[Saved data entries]
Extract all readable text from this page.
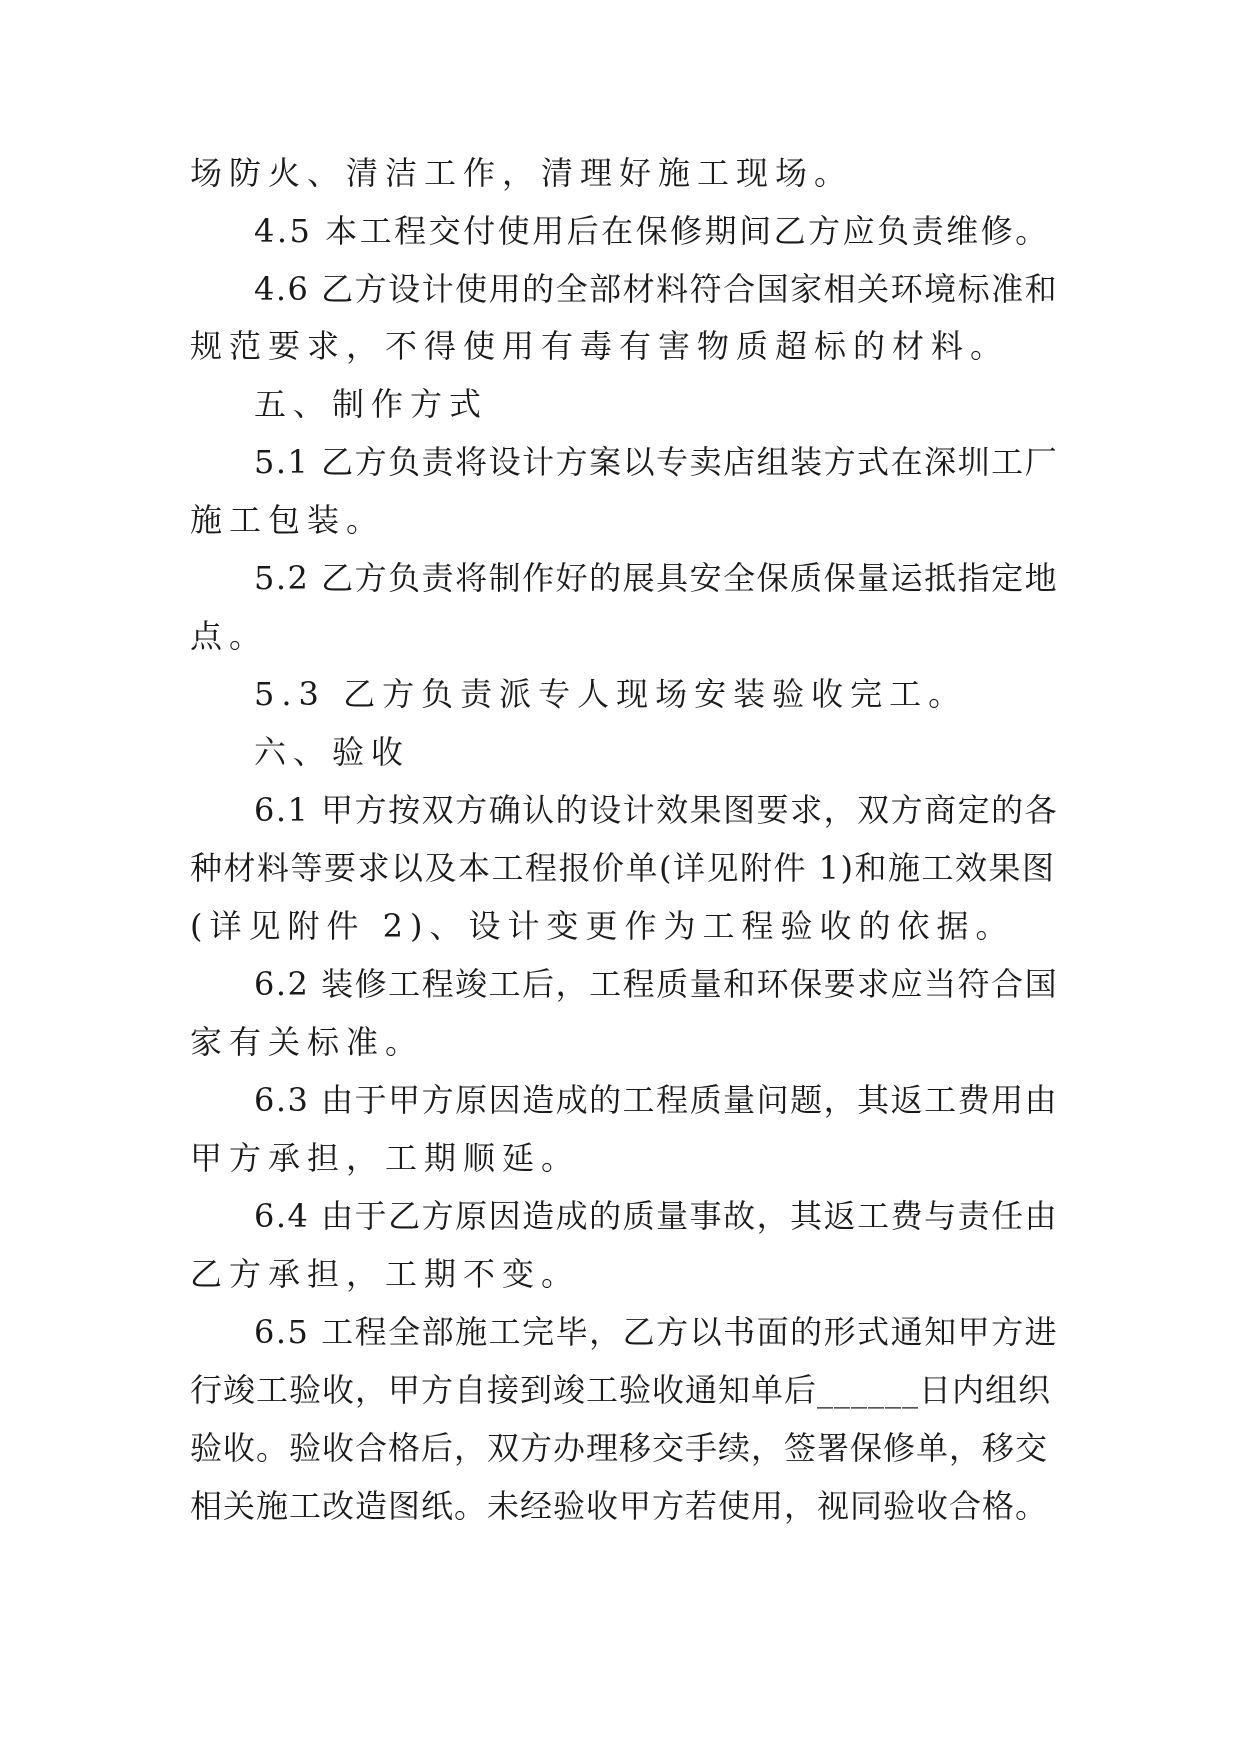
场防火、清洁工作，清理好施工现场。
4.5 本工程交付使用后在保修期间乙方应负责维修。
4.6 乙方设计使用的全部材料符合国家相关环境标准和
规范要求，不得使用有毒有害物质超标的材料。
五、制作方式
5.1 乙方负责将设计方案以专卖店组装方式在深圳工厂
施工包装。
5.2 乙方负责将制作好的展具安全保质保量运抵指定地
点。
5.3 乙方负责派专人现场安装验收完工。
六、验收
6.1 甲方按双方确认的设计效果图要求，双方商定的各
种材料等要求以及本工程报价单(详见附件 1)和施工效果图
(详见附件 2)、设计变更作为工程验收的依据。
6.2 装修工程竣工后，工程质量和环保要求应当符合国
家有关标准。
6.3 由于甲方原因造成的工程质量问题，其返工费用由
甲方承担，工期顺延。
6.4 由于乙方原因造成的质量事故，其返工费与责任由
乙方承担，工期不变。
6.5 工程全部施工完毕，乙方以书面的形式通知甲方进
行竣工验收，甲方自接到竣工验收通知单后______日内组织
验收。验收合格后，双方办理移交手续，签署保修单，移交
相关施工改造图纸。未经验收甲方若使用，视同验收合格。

= Written exercise =
Each record should be quoted exactly, with the images omitted.

= Result of the task =
Extract all readable text from this page.
场防火、清洁工作，清理好施工现场。
4.5 本工程交付使用后在保修期间乙方应负责维修。
4.6 乙方设计使用的全部材料符合国家相关环境标准和
规范要求，不得使用有毒有害物质超标的材料。
五、制作方式
5.1 乙方负责将设计方案以专卖店组装方式在深圳工厂
施工包装。
5.2 乙方负责将制作好的展具安全保质保量运抵指定地
点。
5.3 乙方负责派专人现场安装验收完工。
六、验收
6.1 甲方按双方确认的设计效果图要求，双方商定的各
种材料等要求以及本工程报价单(详见附件 1)和施工效果图
(详见附件 2)、设计变更作为工程验收的依据。
6.2 装修工程竣工后，工程质量和环保要求应当符合国
家有关标准。
6.3 由于甲方原因造成的工程质量问题，其返工费用由
甲方承担，工期顺延。
6.4 由于乙方原因造成的质量事故，其返工费与责任由
乙方承担，工期不变。
6.5 工程全部施工完毕，乙方以书面的形式通知甲方进
行竣工验收，甲方自接到竣工验收通知单后______日内组织
验收。验收合格后，双方办理移交手续，签署保修单，移交
相关施工改造图纸。未经验收甲方若使用，视同验收合格。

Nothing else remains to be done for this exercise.